* [Required work] Show all lines from the listing below that contain "Télécom".

Recorded data:
## BEGIN

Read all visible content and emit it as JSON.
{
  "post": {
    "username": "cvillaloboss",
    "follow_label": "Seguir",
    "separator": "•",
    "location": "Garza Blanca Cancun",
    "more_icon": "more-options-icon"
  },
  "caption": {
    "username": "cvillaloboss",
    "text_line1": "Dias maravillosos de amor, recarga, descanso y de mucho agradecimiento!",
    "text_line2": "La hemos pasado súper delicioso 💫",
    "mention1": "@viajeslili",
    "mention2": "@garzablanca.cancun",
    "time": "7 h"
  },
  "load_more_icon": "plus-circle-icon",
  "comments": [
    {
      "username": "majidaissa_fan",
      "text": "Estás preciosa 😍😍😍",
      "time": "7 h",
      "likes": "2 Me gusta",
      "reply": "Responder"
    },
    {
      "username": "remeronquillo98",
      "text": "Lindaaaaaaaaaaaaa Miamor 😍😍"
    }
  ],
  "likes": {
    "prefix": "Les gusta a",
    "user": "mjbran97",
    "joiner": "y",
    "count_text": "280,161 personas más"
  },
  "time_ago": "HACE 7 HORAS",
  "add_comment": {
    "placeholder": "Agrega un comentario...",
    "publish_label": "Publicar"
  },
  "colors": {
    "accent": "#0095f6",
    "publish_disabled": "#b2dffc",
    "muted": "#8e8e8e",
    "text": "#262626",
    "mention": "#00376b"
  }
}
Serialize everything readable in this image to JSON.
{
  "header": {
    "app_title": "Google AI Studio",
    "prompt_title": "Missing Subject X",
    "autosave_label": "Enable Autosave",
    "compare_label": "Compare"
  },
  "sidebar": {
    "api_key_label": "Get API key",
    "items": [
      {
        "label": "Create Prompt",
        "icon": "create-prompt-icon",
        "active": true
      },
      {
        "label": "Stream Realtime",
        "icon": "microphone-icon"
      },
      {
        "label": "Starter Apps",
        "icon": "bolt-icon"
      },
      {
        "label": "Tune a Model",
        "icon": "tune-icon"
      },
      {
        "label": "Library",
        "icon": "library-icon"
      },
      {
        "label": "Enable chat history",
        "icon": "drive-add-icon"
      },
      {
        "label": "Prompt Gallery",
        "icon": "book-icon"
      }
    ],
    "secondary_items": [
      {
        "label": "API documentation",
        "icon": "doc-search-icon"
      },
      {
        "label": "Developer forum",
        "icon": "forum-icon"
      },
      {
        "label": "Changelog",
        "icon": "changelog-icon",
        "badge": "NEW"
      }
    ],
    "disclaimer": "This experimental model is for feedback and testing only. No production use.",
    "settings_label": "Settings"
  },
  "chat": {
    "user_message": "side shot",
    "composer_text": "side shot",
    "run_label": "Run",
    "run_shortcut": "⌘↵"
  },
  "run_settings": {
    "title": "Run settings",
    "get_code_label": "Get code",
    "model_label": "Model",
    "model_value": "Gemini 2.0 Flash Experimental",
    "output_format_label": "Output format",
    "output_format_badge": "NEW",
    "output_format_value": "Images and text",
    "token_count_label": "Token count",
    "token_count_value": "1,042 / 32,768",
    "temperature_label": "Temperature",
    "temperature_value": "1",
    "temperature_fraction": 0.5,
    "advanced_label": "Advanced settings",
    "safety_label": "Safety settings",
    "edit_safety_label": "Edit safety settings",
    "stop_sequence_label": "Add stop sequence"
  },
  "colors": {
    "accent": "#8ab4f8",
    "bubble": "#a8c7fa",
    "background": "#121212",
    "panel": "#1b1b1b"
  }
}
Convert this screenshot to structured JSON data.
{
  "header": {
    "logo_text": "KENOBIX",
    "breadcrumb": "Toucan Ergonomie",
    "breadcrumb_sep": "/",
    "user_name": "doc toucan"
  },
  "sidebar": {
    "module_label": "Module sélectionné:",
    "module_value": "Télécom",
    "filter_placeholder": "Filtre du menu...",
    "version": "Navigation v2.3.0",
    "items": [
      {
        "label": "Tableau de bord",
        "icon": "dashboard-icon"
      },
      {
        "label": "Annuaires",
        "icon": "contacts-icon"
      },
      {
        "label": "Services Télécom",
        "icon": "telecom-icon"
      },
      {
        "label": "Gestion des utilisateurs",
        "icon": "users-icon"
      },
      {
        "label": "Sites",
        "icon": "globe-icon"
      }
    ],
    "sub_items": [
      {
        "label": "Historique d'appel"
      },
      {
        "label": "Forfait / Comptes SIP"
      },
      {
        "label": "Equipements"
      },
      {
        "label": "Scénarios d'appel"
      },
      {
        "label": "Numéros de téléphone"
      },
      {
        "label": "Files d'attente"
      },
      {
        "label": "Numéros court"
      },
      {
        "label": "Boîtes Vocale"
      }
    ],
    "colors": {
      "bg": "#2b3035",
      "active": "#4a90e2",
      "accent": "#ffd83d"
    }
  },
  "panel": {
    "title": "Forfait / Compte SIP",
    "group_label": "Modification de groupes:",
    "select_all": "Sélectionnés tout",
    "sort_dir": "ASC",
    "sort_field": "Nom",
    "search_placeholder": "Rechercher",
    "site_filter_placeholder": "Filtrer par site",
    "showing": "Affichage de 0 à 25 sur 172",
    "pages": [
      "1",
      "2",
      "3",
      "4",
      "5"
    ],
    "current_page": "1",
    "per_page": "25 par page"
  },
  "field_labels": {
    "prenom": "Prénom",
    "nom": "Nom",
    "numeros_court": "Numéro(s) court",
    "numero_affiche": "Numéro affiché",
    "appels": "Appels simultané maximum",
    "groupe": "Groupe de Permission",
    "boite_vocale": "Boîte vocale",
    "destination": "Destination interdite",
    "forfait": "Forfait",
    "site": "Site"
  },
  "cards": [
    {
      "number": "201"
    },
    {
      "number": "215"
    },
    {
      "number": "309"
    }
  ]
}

## END

* [Finished task]
    "module_value": "Télécom",
        "label": "Services Télécom",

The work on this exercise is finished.